Miral
Miral

Reputation: 6038

Generics c#.net

In the below code "where T : WsgTypes.RouteRestriction", can I add multiple classes so that T can be of only those few classes types which I am interested of

    public static T GetDetails<T>(string code) where T : WsgTypes.RouteRestriction
    {
        T details;
        if (typeof(T) == typeof(WsgTypes.TicketType))
        {
            details = TicketTypeDetail.GetDetails(code) as T;

        }
        else if (typeof(T) == typeof(WsgTypes.RouteRestriction))
        {
            details = RouteRestrictionDetail.GetDetails(code) as T;

        }
        else
        {
            throw new NotSupportedException("");
        }
        return details;
        throw new NotImplementedException();
    }

Upvotes: 3

Views: 372

Answers (6)

==========

Problem statement: Summarize the C# generics question in two sentences. The records that follow are separate from this text and don't figure in the work.

==========

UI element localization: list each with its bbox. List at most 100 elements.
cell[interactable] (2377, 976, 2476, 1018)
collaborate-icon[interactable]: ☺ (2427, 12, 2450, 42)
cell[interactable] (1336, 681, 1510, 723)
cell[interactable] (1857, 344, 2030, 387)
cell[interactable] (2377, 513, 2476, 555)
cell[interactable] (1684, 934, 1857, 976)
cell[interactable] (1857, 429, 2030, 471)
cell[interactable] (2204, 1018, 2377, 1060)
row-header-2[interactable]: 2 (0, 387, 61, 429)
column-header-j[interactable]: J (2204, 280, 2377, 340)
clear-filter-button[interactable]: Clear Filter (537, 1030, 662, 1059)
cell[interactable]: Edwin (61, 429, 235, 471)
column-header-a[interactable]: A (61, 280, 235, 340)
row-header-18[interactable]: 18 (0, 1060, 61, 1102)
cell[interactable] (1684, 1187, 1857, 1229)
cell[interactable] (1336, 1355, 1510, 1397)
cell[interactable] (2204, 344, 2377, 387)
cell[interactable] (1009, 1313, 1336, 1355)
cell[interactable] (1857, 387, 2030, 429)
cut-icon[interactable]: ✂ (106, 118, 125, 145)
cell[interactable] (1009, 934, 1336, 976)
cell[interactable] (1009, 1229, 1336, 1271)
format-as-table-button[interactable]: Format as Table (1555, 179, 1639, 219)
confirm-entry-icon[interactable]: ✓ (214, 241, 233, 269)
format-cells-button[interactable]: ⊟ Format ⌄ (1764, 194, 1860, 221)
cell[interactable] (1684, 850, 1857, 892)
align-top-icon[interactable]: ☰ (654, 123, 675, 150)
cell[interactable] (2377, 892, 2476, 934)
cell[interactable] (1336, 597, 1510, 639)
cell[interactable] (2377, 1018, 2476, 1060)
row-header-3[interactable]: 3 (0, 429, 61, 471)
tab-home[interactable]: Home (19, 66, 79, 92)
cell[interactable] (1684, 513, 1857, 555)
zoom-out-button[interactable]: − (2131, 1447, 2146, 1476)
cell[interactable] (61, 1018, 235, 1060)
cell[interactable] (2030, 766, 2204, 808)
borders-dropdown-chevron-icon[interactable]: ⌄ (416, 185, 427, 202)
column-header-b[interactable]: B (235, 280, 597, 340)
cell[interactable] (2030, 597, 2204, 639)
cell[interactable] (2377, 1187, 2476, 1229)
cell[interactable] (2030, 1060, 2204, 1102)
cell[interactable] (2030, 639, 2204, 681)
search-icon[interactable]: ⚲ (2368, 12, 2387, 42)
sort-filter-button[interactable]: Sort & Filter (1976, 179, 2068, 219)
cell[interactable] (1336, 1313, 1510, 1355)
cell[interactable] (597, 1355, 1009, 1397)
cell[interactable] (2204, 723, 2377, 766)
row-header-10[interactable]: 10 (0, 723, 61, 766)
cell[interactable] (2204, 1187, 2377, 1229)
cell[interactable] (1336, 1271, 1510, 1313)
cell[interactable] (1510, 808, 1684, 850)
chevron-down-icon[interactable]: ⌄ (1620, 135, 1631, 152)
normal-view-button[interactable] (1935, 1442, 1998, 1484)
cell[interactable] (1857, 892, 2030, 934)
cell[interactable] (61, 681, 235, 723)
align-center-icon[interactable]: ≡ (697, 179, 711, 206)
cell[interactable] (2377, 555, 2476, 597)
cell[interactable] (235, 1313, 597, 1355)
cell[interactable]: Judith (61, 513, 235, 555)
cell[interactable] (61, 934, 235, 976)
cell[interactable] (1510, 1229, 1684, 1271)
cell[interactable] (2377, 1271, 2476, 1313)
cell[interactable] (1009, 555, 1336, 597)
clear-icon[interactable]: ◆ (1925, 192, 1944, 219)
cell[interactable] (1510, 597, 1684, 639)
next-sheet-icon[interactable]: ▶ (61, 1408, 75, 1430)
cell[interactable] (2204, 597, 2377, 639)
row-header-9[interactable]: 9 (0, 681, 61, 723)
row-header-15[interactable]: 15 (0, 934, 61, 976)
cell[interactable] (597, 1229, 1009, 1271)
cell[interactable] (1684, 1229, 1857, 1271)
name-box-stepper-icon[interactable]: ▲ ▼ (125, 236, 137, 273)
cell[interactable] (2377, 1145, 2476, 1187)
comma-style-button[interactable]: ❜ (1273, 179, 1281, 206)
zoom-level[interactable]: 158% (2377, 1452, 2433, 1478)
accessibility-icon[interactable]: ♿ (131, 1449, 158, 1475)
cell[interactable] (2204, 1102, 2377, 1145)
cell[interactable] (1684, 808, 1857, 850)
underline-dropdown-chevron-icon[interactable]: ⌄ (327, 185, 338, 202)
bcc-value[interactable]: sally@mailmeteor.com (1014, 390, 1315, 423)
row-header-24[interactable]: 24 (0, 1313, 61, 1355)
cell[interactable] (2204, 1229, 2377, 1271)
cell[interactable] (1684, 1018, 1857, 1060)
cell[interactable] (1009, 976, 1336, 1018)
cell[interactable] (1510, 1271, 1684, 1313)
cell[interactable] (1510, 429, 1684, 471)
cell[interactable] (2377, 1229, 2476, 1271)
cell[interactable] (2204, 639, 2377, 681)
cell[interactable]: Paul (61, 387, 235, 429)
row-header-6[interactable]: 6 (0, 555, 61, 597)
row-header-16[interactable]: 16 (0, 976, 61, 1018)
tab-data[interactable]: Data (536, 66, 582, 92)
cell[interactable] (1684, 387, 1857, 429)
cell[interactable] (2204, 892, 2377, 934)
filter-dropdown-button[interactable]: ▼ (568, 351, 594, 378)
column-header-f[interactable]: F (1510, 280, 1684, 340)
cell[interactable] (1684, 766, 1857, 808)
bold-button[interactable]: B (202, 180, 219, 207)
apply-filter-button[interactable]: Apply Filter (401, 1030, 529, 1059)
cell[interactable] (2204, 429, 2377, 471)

==========

Response box: The asker wants to know whether the constraint "where T : WsgTypes.RouteRestriction" can list several classes, so that T is limited to only the types they care about. Their GetDetails<T> method gets details from TicketTypeDetail when T is WsgTypes.TicketType and from RouteRestrictionDetail when T is WsgTypes.RouteRestriction, and otherwise it throws a NotSupportedException.